### TASK TO CARRY OUT
Take every line from the material that has the word "ventre" in it.

══ DATA IN THIS EXERCISE ══

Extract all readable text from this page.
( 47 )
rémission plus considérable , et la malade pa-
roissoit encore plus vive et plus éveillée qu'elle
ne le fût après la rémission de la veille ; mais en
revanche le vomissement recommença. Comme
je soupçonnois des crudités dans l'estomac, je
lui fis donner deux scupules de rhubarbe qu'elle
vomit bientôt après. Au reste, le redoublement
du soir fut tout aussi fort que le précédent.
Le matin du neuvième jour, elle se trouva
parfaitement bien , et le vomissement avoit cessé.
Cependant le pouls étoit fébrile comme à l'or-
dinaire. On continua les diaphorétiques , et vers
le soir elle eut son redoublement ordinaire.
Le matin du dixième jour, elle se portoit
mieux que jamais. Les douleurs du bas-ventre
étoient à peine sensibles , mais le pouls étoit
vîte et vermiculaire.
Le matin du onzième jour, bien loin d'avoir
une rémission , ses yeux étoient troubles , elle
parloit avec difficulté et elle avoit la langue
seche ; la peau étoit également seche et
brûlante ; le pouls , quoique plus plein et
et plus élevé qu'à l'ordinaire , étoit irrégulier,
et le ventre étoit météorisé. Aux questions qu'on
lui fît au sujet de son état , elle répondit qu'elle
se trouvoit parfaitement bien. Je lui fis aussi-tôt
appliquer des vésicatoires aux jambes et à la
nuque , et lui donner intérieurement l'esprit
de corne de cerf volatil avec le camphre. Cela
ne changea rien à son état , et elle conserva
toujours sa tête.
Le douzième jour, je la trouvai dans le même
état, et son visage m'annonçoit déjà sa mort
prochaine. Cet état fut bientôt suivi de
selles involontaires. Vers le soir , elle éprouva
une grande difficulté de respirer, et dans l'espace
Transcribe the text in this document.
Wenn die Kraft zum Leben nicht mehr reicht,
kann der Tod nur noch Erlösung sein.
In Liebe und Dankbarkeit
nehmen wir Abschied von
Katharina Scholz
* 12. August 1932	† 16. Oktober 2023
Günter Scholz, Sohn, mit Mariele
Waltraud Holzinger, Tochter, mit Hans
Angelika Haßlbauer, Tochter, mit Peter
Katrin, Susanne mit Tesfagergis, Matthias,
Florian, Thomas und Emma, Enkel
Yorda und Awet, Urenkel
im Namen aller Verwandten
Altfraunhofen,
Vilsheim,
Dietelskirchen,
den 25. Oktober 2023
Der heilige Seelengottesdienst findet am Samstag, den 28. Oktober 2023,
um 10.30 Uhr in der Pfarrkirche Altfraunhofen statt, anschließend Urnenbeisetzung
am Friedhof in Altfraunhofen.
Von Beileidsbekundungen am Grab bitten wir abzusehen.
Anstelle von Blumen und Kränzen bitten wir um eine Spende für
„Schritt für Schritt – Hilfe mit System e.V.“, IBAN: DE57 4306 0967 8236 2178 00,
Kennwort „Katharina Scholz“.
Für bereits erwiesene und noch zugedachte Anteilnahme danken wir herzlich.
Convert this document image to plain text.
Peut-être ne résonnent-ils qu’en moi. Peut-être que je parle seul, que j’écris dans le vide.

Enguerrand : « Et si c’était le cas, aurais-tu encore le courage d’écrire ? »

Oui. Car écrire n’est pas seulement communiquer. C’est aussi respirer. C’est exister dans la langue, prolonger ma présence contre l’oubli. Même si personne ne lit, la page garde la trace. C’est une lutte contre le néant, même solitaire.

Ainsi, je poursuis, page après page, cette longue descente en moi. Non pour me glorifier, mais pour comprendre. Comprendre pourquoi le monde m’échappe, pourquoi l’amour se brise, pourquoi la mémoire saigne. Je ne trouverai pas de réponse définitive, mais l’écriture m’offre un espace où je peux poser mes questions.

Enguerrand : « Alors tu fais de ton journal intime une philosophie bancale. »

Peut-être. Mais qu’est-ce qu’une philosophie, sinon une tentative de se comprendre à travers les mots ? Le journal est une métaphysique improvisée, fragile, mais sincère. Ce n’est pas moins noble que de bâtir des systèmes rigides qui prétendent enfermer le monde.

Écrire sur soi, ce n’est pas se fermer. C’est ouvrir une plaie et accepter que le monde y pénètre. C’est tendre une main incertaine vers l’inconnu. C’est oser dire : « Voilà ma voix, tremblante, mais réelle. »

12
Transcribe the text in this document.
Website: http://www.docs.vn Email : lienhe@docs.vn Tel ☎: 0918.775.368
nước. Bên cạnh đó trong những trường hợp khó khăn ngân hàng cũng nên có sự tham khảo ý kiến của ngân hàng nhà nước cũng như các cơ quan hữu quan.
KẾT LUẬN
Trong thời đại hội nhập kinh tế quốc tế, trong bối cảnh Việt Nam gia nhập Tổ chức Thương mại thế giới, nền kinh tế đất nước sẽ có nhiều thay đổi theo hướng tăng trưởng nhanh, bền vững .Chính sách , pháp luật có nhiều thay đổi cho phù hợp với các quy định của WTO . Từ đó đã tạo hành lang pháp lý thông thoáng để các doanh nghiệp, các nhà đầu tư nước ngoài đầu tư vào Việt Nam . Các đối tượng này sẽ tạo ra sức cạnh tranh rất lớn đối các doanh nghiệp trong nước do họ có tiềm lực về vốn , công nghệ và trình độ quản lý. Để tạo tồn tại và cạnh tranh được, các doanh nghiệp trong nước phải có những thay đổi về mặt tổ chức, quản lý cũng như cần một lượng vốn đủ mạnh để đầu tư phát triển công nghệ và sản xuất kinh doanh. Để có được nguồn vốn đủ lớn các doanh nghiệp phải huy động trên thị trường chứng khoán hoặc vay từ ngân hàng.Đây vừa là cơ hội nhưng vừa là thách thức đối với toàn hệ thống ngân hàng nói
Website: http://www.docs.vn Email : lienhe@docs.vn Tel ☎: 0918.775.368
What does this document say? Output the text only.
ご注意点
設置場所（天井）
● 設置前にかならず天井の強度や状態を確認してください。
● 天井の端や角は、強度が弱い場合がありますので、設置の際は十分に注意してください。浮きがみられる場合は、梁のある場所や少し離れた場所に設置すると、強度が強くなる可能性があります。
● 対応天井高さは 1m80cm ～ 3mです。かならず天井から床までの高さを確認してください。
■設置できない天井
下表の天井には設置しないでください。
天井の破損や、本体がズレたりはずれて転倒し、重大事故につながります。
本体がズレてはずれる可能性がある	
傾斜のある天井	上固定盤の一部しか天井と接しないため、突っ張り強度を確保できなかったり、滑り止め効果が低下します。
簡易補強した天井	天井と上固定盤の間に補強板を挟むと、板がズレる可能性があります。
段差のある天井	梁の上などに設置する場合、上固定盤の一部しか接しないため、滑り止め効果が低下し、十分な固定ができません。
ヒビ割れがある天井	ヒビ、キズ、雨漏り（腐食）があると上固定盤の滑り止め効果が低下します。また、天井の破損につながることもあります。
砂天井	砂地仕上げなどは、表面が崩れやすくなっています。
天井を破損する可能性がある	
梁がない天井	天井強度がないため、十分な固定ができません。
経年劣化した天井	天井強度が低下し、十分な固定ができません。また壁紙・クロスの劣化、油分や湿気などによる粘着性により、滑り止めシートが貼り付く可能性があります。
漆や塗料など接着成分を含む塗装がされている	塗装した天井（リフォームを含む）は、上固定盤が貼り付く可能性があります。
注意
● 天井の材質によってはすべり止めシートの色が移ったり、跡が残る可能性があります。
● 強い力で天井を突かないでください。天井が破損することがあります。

═══

### FULL ANSWER
mieux que jamais. Les douleurs du bas-ventre
et le ventre étoit météorisé. Aux questions qu'on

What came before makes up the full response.